> **WHAT YOU SHOULD DO**: Return each line of the records holding the string "Labial".

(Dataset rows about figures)
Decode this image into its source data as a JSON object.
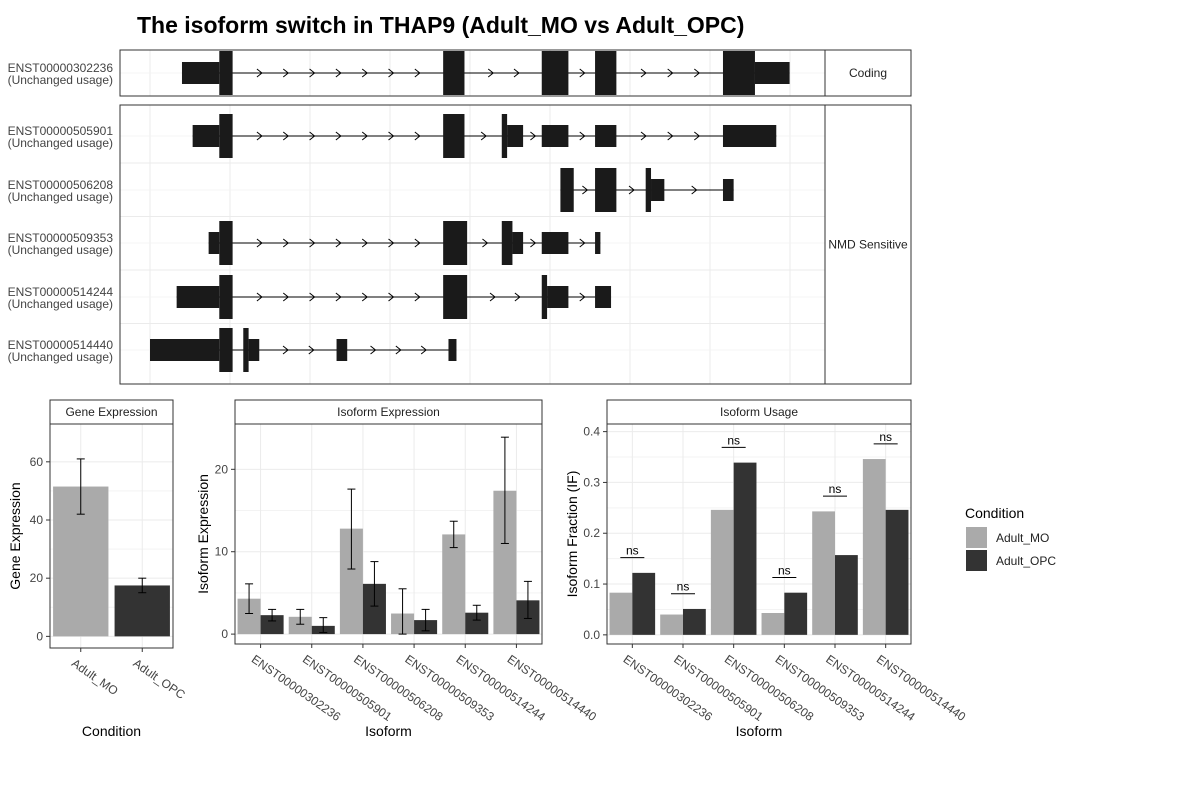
{
  "title": "The isoform switch in THAP9 (Adult_MO vs Adult_OPC)",
  "colors": {
    "adult_mo": "#aaaaaa",
    "adult_opc": "#333333",
    "exon": "#1a1a1a",
    "grid": "#ebebeb",
    "strip": "#ffffff"
  },
  "structure": {
    "panels": [
      {
        "label": "Coding",
        "isoforms": [
          {
            "id": "ENST00000302236",
            "status": "(Unchanged usage)",
            "exons": [
              [
                0.06,
                0.13,
                "utr"
              ],
              [
                0.13,
                0.155,
                "cds"
              ],
              [
                0.55,
                0.59,
                "cds"
              ],
              [
                0.735,
                0.785,
                "cds"
              ],
              [
                0.835,
                0.875,
                "cds"
              ],
              [
                1.075,
                1.135,
                "cds"
              ],
              [
                1.135,
                1.2,
                "utr"
              ]
            ]
          }
        ]
      },
      {
        "label": "NMD Sensitive",
        "isoforms": [
          {
            "id": "ENST00000505901",
            "status": "(Unchanged usage)",
            "exons": [
              [
                0.08,
                0.13,
                "utr"
              ],
              [
                0.13,
                0.155,
                "cds"
              ],
              [
                0.55,
                0.59,
                "cds"
              ],
              [
                0.66,
                0.67,
                "cds"
              ],
              [
                0.67,
                0.7,
                "utr"
              ],
              [
                0.735,
                0.785,
                "utr"
              ],
              [
                0.835,
                0.875,
                "utr"
              ],
              [
                1.075,
                1.175,
                "utr"
              ]
            ]
          },
          {
            "id": "ENST00000506208",
            "status": "(Unchanged usage)",
            "exons": [
              [
                0.77,
                0.795,
                "cds"
              ],
              [
                0.835,
                0.875,
                "cds"
              ],
              [
                0.93,
                0.94,
                "cds"
              ],
              [
                0.94,
                0.965,
                "utr"
              ],
              [
                1.075,
                1.095,
                "utr"
              ]
            ]
          },
          {
            "id": "ENST00000509353",
            "status": "(Unchanged usage)",
            "exons": [
              [
                0.11,
                0.13,
                "utr"
              ],
              [
                0.13,
                0.155,
                "cds"
              ],
              [
                0.55,
                0.595,
                "cds"
              ],
              [
                0.66,
                0.68,
                "cds"
              ],
              [
                0.68,
                0.7,
                "utr"
              ],
              [
                0.735,
                0.785,
                "utr"
              ],
              [
                0.835,
                0.845,
                "utr"
              ]
            ]
          },
          {
            "id": "ENST00000514244",
            "status": "(Unchanged usage)",
            "exons": [
              [
                0.05,
                0.13,
                "utr"
              ],
              [
                0.13,
                0.155,
                "cds"
              ],
              [
                0.55,
                0.595,
                "cds"
              ],
              [
                0.735,
                0.745,
                "cds"
              ],
              [
                0.745,
                0.785,
                "utr"
              ],
              [
                0.835,
                0.865,
                "utr"
              ]
            ]
          },
          {
            "id": "ENST00000514440",
            "status": "(Unchanged usage)",
            "exons": [
              [
                0.0,
                0.13,
                "utr"
              ],
              [
                0.13,
                0.155,
                "cds"
              ],
              [
                0.175,
                0.185,
                "cds"
              ],
              [
                0.185,
                0.205,
                "utr"
              ],
              [
                0.35,
                0.37,
                "utr"
              ],
              [
                0.56,
                0.575,
                "utr"
              ]
            ]
          }
        ]
      }
    ]
  },
  "chart_data": [
    {
      "type": "bar",
      "title": "Gene Expression",
      "xlabel": "Condition",
      "ylabel": "Gene Expression",
      "categories": [
        "Adult_MO",
        "Adult_OPC"
      ],
      "values": [
        51.5,
        17.5
      ],
      "errors": [
        [
          42,
          61
        ],
        [
          15,
          20
        ]
      ],
      "ylim": [
        -4,
        73
      ],
      "yticks": [
        0,
        20,
        40,
        60
      ],
      "grid": true
    },
    {
      "type": "bar",
      "title": "Isoform Expression",
      "xlabel": "Isoform",
      "ylabel": "Isoform Expression",
      "categories": [
        "ENST00000302236",
        "ENST00000505901",
        "ENST00000506208",
        "ENST00000509353",
        "ENST00000514244",
        "ENST00000514440"
      ],
      "series": [
        {
          "name": "Adult_MO",
          "values": [
            4.3,
            2.1,
            12.8,
            2.5,
            12.1,
            17.4
          ],
          "errors": [
            [
              2.5,
              6.1
            ],
            [
              1.2,
              3.0
            ],
            [
              7.9,
              17.6
            ],
            [
              0.0,
              5.5
            ],
            [
              10.5,
              13.7
            ],
            [
              11.0,
              23.9
            ]
          ]
        },
        {
          "name": "Adult_OPC",
          "values": [
            2.3,
            1.0,
            6.1,
            1.7,
            2.6,
            4.1
          ],
          "errors": [
            [
              1.6,
              3.0
            ],
            [
              0.2,
              2.0
            ],
            [
              3.4,
              8.8
            ],
            [
              0.4,
              3.0
            ],
            [
              1.7,
              3.5
            ],
            [
              1.9,
              6.4
            ]
          ]
        }
      ],
      "ylim": [
        -1.2,
        25.5
      ],
      "yticks": [
        0,
        10,
        20
      ],
      "grid": true
    },
    {
      "type": "bar",
      "title": "Isoform Usage",
      "xlabel": "Isoform",
      "ylabel": "Isoform Fraction (IF)",
      "categories": [
        "ENST00000302236",
        "ENST00000505901",
        "ENST00000506208",
        "ENST00000509353",
        "ENST00000514244",
        "ENST00000514440"
      ],
      "series": [
        {
          "name": "Adult_MO",
          "values": [
            0.083,
            0.04,
            0.246,
            0.043,
            0.243,
            0.346
          ]
        },
        {
          "name": "Adult_OPC",
          "values": [
            0.122,
            0.051,
            0.339,
            0.083,
            0.157,
            0.246
          ]
        }
      ],
      "annotations": [
        "ns",
        "ns",
        "ns",
        "ns",
        "ns",
        "ns"
      ],
      "ylim": [
        -0.018,
        0.415
      ],
      "yticks": [
        0.0,
        0.1,
        0.2,
        0.3,
        0.4
      ],
      "grid": true
    }
  ],
  "legend": {
    "title": "Condition",
    "placement": "right",
    "items": [
      {
        "name": "Adult_MO",
        "color": "#aaaaaa"
      },
      {
        "name": "Adult_OPC",
        "color": "#333333"
      }
    ]
  }
}
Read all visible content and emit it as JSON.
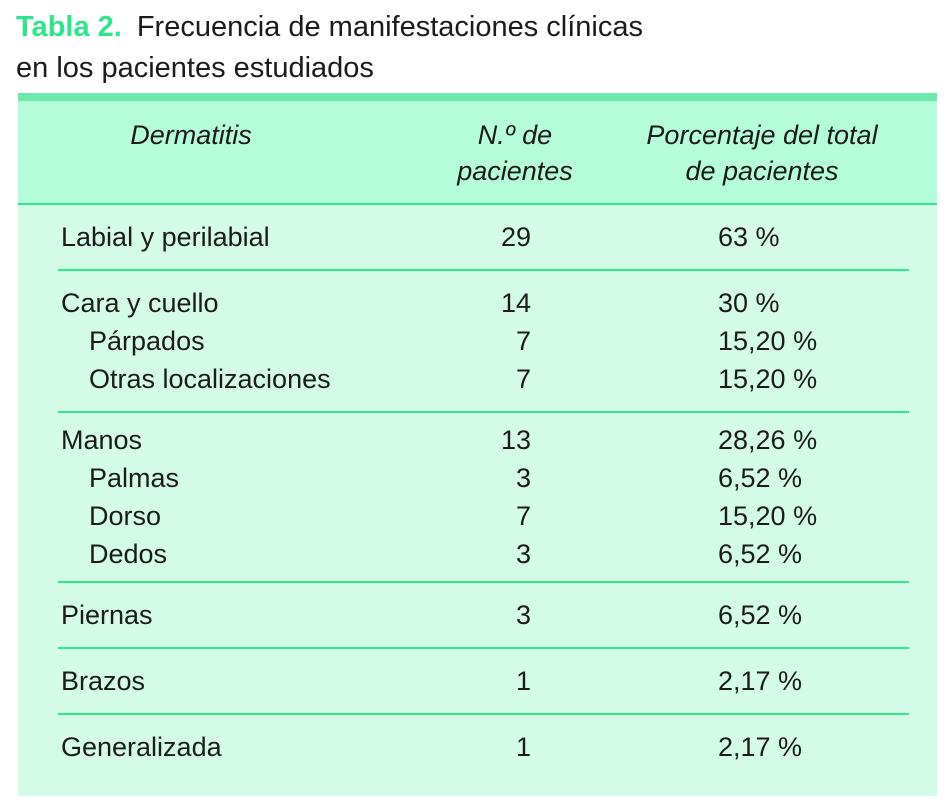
{
  "caption": {
    "label": "Tabla 2.",
    "line1": "Frecuencia de manifestaciones clínicas",
    "line2": "en los pacientes estudiados"
  },
  "colors": {
    "caption_green": "#2de68c",
    "top_bar_green": "#6de9aa",
    "header_bg": "#b5fcda",
    "body_bg": "#d4fbe8",
    "line_green": "#2ee88c",
    "text": "#1b1b1b"
  },
  "table": {
    "columns": [
      "Dermatitis",
      "N.º de pacientes",
      "Porcentaje del total de pacientes"
    ],
    "groups": [
      {
        "rows": [
          {
            "label": "Labial y perilabial",
            "indent": false,
            "n": "29",
            "pct": "63 %"
          }
        ]
      },
      {
        "rows": [
          {
            "label": "Cara y cuello",
            "indent": false,
            "n": "14",
            "pct": "30 %"
          },
          {
            "label": "Párpados",
            "indent": true,
            "n": "7",
            "pct": "15,20 %"
          },
          {
            "label": "Otras localizaciones",
            "indent": true,
            "n": "7",
            "pct": "15,20 %"
          }
        ]
      },
      {
        "rows": [
          {
            "label": "Manos",
            "indent": false,
            "n": "13",
            "pct": "28,26 %"
          },
          {
            "label": "Palmas",
            "indent": true,
            "n": "3",
            "pct": "6,52 %"
          },
          {
            "label": "Dorso",
            "indent": true,
            "n": "7",
            "pct": "15,20 %"
          },
          {
            "label": "Dedos",
            "indent": true,
            "n": "3",
            "pct": "6,52 %"
          }
        ]
      },
      {
        "rows": [
          {
            "label": "Piernas",
            "indent": false,
            "n": "3",
            "pct": "6,52 %"
          }
        ]
      },
      {
        "rows": [
          {
            "label": "Brazos",
            "indent": false,
            "n": "1",
            "pct": "2,17 %"
          }
        ]
      },
      {
        "rows": [
          {
            "label": "Generalizada",
            "indent": false,
            "n": "1",
            "pct": "2,17 %"
          }
        ]
      }
    ]
  },
  "chart_data": {
    "type": "table",
    "title": "Tabla 2. Frecuencia de manifestaciones clínicas en los pacientes estudiados",
    "columns": [
      "Dermatitis",
      "N.º de pacientes",
      "Porcentaje del total de pacientes"
    ],
    "rows": [
      [
        "Labial y perilabial",
        29,
        "63 %"
      ],
      [
        "Cara y cuello",
        14,
        "30 %"
      ],
      [
        "Párpados",
        7,
        "15,20 %"
      ],
      [
        "Otras localizaciones",
        7,
        "15,20 %"
      ],
      [
        "Manos",
        13,
        "28,26 %"
      ],
      [
        "Palmas",
        3,
        "6,52 %"
      ],
      [
        "Dorso",
        7,
        "15,20 %"
      ],
      [
        "Dedos",
        3,
        "6,52 %"
      ],
      [
        "Piernas",
        3,
        "6,52 %"
      ],
      [
        "Brazos",
        1,
        "2,17 %"
      ],
      [
        "Generalizada",
        1,
        "2,17 %"
      ]
    ]
  }
}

> **WRITTEN REPLY**:
            "label": "Labial y perilabial",
        "Labial y perilabial",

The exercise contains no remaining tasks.